THE TASK: Exactly repeat the full listing that follows.

EXCERPTED DATA:
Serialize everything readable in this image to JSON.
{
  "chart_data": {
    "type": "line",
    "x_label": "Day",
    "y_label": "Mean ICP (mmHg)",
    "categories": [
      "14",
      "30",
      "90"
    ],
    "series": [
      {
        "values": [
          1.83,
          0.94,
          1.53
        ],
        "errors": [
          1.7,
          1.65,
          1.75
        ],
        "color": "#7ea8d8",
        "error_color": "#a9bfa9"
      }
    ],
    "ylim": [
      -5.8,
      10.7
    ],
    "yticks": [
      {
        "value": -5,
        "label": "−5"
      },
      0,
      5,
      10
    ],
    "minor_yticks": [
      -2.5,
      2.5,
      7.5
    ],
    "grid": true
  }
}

REPLY:
Serialize everything readable in this image to JSON.
{
  "chart_data": {
    "type": "line",
    "x_label": "Day",
    "y_label": "Mean ICP (mmHg)",
    "categories": [
      "14",
      "30",
      "90"
    ],
    "series": [
      {
        "values": [
          1.83,
          0.94,
          1.53
        ],
        "errors": [
          1.7,
          1.65,
          1.75
        ],
        "color": "#7ea8d8",
        "error_color": "#a9bfa9"
      }
    ],
    "ylim": [
      -5.8,
      10.7
    ],
    "yticks": [
      {
        "value": -5,
        "label": "−5"
      },
      0,
      5,
      10
    ],
    "minor_yticks": [
      -2.5,
      2.5,
      7.5
    ],
    "grid": true
  }
}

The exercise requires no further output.